### Required work
Omit all pictures, then retype the data exactly as given.

### Listed entries
◇ ◇ ◇ ◇ ◇ ◇ ◇

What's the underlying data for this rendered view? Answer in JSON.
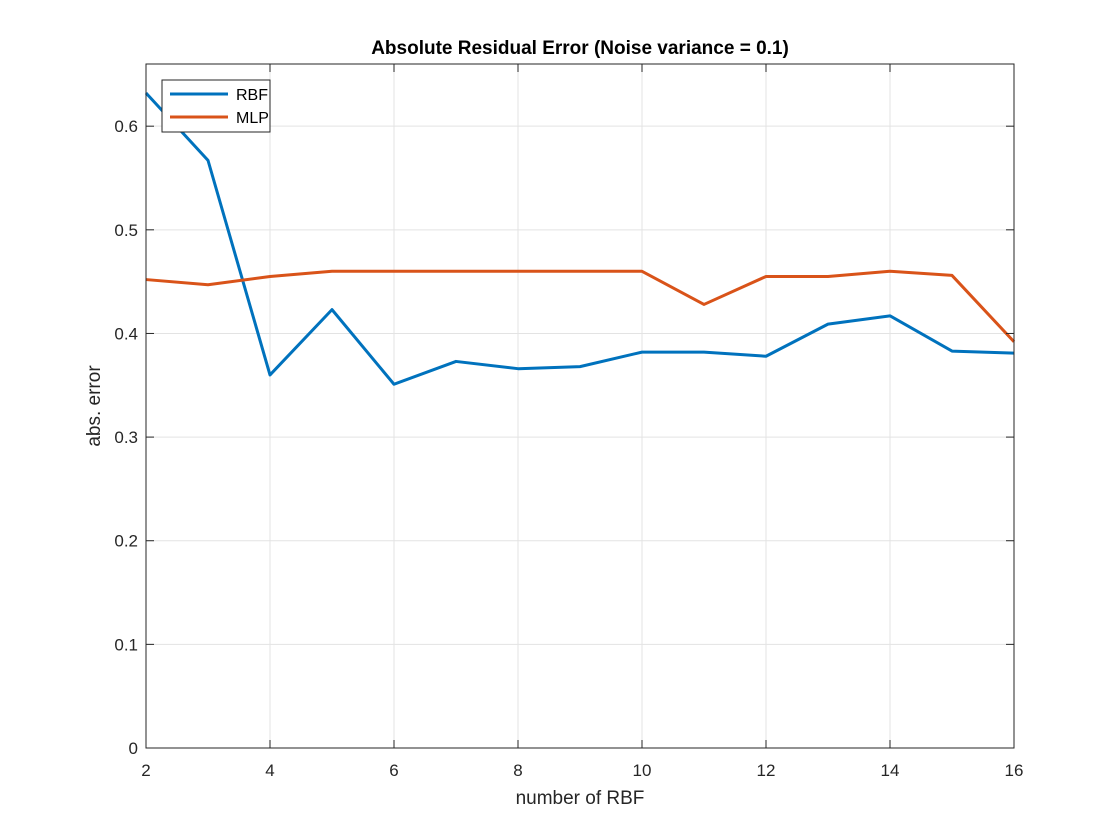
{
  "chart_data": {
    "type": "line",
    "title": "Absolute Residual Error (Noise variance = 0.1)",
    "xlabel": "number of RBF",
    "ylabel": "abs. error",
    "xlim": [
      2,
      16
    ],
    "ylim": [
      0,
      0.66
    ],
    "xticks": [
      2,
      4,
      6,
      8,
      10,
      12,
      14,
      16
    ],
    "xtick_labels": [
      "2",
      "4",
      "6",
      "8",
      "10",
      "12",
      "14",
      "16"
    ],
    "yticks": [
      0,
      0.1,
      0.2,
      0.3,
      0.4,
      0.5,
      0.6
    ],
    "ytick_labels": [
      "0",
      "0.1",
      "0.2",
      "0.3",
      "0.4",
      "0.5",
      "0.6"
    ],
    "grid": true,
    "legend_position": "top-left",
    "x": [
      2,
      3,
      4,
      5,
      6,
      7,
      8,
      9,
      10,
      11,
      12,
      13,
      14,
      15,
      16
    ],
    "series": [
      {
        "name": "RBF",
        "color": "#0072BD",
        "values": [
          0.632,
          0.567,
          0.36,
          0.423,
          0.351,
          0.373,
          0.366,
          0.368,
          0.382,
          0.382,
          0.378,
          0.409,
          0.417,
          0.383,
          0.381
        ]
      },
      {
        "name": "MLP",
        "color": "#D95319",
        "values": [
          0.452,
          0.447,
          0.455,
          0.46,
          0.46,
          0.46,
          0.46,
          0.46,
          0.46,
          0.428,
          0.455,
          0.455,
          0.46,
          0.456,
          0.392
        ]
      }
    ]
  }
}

◇ ◇ ◇ ◇ ◇ ◇ ◇

### Written response
What's the underlying data for this rendered view? Answer in JSON.
{
  "chart_data": {
    "type": "line",
    "title": "Absolute Residual Error (Noise variance = 0.1)",
    "xlabel": "number of RBF",
    "ylabel": "abs. error",
    "xlim": [
      2,
      16
    ],
    "ylim": [
      0,
      0.66
    ],
    "xticks": [
      2,
      4,
      6,
      8,
      10,
      12,
      14,
      16
    ],
    "xtick_labels": [
      "2",
      "4",
      "6",
      "8",
      "10",
      "12",
      "14",
      "16"
    ],
    "yticks": [
      0,
      0.1,
      0.2,
      0.3,
      0.4,
      0.5,
      0.6
    ],
    "ytick_labels": [
      "0",
      "0.1",
      "0.2",
      "0.3",
      "0.4",
      "0.5",
      "0.6"
    ],
    "grid": true,
    "legend_position": "top-left",
    "x": [
      2,
      3,
      4,
      5,
      6,
      7,
      8,
      9,
      10,
      11,
      12,
      13,
      14,
      15,
      16
    ],
    "series": [
      {
        "name": "RBF",
        "color": "#0072BD",
        "values": [
          0.632,
          0.567,
          0.36,
          0.423,
          0.351,
          0.373,
          0.366,
          0.368,
          0.382,
          0.382,
          0.378,
          0.409,
          0.417,
          0.383,
          0.381
        ]
      },
      {
        "name": "MLP",
        "color": "#D95319",
        "values": [
          0.452,
          0.447,
          0.455,
          0.46,
          0.46,
          0.46,
          0.46,
          0.46,
          0.46,
          0.428,
          0.455,
          0.455,
          0.46,
          0.456,
          0.392
        ]
      }
    ]
  }
}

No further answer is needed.